**Problem**:
Write out the entries again exactly as they are given.
═════ Available records
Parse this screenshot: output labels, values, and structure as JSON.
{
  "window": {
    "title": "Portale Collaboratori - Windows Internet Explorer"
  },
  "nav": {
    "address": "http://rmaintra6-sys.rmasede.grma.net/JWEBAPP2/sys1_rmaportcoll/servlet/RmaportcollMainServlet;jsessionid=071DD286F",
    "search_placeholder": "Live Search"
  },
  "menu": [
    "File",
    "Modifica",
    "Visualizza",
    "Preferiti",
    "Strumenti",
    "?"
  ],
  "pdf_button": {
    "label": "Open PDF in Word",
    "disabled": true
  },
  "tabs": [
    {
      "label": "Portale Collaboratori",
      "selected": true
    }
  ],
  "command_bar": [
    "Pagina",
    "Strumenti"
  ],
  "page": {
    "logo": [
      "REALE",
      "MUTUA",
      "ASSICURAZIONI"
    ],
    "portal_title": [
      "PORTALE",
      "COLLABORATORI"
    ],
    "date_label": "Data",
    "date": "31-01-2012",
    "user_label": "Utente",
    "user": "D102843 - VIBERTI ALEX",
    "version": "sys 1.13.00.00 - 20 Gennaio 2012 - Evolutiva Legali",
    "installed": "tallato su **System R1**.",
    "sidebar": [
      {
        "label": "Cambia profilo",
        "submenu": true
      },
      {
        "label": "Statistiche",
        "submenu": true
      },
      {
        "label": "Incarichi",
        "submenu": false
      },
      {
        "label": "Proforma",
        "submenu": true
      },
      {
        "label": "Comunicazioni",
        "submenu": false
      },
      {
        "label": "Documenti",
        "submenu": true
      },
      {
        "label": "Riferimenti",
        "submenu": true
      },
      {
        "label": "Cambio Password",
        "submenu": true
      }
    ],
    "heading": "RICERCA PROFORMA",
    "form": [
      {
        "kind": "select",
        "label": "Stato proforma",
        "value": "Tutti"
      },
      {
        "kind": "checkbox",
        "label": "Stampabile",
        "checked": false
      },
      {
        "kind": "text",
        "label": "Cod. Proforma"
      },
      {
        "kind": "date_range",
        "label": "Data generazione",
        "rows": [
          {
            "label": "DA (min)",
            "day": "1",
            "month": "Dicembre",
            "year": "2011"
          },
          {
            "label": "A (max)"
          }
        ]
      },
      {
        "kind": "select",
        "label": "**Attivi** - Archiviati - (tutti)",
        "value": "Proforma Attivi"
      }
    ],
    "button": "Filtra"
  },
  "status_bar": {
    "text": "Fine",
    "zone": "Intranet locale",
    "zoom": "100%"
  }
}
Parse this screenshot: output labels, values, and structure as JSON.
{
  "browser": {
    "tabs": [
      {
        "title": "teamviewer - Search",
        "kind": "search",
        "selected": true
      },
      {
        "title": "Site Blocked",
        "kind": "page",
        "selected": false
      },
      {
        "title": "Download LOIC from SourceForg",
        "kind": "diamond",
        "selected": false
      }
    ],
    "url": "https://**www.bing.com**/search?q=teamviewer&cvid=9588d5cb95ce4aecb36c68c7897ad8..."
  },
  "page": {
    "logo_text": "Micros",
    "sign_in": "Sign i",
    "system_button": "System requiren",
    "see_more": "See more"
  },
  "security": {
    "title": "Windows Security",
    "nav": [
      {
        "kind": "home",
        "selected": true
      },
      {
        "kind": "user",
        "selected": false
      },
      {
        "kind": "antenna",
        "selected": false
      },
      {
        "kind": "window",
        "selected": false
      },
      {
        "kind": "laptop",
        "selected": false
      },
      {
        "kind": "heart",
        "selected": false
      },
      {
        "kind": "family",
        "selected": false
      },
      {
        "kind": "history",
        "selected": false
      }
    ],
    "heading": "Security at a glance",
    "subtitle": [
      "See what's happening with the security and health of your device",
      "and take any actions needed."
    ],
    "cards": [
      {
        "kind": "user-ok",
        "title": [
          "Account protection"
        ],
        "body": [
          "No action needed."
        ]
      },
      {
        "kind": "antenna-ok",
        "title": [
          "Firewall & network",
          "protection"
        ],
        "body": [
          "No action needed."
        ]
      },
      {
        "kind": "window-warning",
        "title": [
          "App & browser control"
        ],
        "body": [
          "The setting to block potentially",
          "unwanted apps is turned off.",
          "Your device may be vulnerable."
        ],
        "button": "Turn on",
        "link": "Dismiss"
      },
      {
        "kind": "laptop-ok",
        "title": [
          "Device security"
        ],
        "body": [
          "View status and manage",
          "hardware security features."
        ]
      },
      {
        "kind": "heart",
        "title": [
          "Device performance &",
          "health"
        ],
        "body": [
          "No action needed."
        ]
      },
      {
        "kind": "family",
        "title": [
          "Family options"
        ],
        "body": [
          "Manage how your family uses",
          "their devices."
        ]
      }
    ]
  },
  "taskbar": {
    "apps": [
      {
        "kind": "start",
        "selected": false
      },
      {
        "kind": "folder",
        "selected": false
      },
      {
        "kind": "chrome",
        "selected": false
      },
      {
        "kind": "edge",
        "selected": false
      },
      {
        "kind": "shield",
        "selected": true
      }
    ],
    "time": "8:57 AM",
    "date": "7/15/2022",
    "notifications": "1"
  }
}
══════════
**Exercise output**:
Parse this screenshot: output labels, values, and structure as JSON.
{
  "window": {
    "title": "Portale Collaboratori - Windows Internet Explorer"
  },
  "nav": {
    "address": "http://rmaintra6-sys.rmasede.grma.net/JWEBAPP2/sys1_rmaportcoll/servlet/RmaportcollMainServlet;jsessionid=071DD286F",
    "search_placeholder": "Live Search"
  },
  "menu": [
    "File",
    "Modifica",
    "Visualizza",
    "Preferiti",
    "Strumenti",
    "?"
  ],
  "pdf_button": {
    "label": "Open PDF in Word",
    "disabled": true
  },
  "tabs": [
    {
      "label": "Portale Collaboratori",
      "selected": true
    }
  ],
  "command_bar": [
    "Pagina",
    "Strumenti"
  ],
  "page": {
    "logo": [
      "REALE",
      "MUTUA",
      "ASSICURAZIONI"
    ],
    "portal_title": [
      "PORTALE",
      "COLLABORATORI"
    ],
    "date_label": "Data",
    "date": "31-01-2012",
    "user_label": "Utente",
    "user": "D102843 - VIBERTI ALEX",
    "version": "sys 1.13.00.00 - 20 Gennaio 2012 - Evolutiva Legali",
    "installed": "tallato su **System R1**.",
    "sidebar": [
      {
        "label": "Cambia profilo",
        "submenu": true
      },
      {
        "label": "Statistiche",
        "submenu": true
      },
      {
        "label": "Incarichi",
        "submenu": false
      },
      {
        "label": "Proforma",
        "submenu": true
      },
      {
        "label": "Comunicazioni",
        "submenu": false
      },
      {
        "label": "Documenti",
        "submenu": true
      },
      {
        "label": "Riferimenti",
        "submenu": true
      },
      {
        "label": "Cambio Password",
        "submenu": true
      }
    ],
    "heading": "RICERCA PROFORMA",
    "form": [
      {
        "kind": "select",
        "label": "Stato proforma",
        "value": "Tutti"
      },
      {
        "kind": "checkbox",
        "label": "Stampabile",
        "checked": false
      },
      {
        "kind": "text",
        "label": "Cod. Proforma"
      },
      {
        "kind": "date_range",
        "label": "Data generazione",
        "rows": [
          {
            "label": "DA (min)",
            "day": "1",
            "month": "Dicembre",
            "year": "2011"
          },
          {
            "label": "A (max)"
          }
        ]
      },
      {
        "kind": "select",
        "label": "**Attivi** - Archiviati - (tutti)",
        "value": "Proforma Attivi"
      }
    ],
    "button": "Filtra"
  },
  "status_bar": {
    "text": "Fine",
    "zone": "Intranet locale",
    "zoom": "100%"
  }
}
Parse this screenshot: output labels, values, and structure as JSON.
{
  "browser": {
    "tabs": [
      {
        "title": "teamviewer - Search",
        "kind": "search",
        "selected": true
      },
      {
        "title": "Site Blocked",
        "kind": "page",
        "selected": false
      },
      {
        "title": "Download LOIC from SourceForg",
        "kind": "diamond",
        "selected": false
      }
    ],
    "url": "https://**www.bing.com**/search?q=teamviewer&cvid=9588d5cb95ce4aecb36c68c7897ad8..."
  },
  "page": {
    "logo_text": "Micros",
    "sign_in": "Sign i",
    "system_button": "System requiren",
    "see_more": "See more"
  },
  "security": {
    "title": "Windows Security",
    "nav": [
      {
        "kind": "home",
        "selected": true
      },
      {
        "kind": "user",
        "selected": false
      },
      {
        "kind": "antenna",
        "selected": false
      },
      {
        "kind": "window",
        "selected": false
      },
      {
        "kind": "laptop",
        "selected": false
      },
      {
        "kind": "heart",
        "selected": false
      },
      {
        "kind": "family",
        "selected": false
      },
      {
        "kind": "history",
        "selected": false
      }
    ],
    "heading": "Security at a glance",
    "subtitle": [
      "See what's happening with the security and health of your device",
      "and take any actions needed."
    ],
    "cards": [
      {
        "kind": "user-ok",
        "title": [
          "Account protection"
        ],
        "body": [
          "No action needed."
        ]
      },
      {
        "kind": "antenna-ok",
        "title": [
          "Firewall & network",
          "protection"
        ],
        "body": [
          "No action needed."
        ]
      },
      {
        "kind": "window-warning",
        "title": [
          "App & browser control"
        ],
        "body": [
          "The setting to block potentially",
          "unwanted apps is turned off.",
          "Your device may be vulnerable."
        ],
        "button": "Turn on",
        "link": "Dismiss"
      },
      {
        "kind": "laptop-ok",
        "title": [
          "Device security"
        ],
        "body": [
          "View status and manage",
          "hardware security features."
        ]
      },
      {
        "kind": "heart",
        "title": [
          "Device performance &",
          "health"
        ],
        "body": [
          "No action needed."
        ]
      },
      {
        "kind": "family",
        "title": [
          "Family options"
        ],
        "body": [
          "Manage how your family uses",
          "their devices."
        ]
      }
    ]
  },
  "taskbar": {
    "apps": [
      {
        "kind": "start",
        "selected": false
      },
      {
        "kind": "folder",
        "selected": false
      },
      {
        "kind": "chrome",
        "selected": false
      },
      {
        "kind": "edge",
        "selected": false
      },
      {
        "kind": "shield",
        "selected": true
      }
    ],
    "time": "8:57 AM",
    "date": "7/15/2022",
    "notifications": "1"
  }
}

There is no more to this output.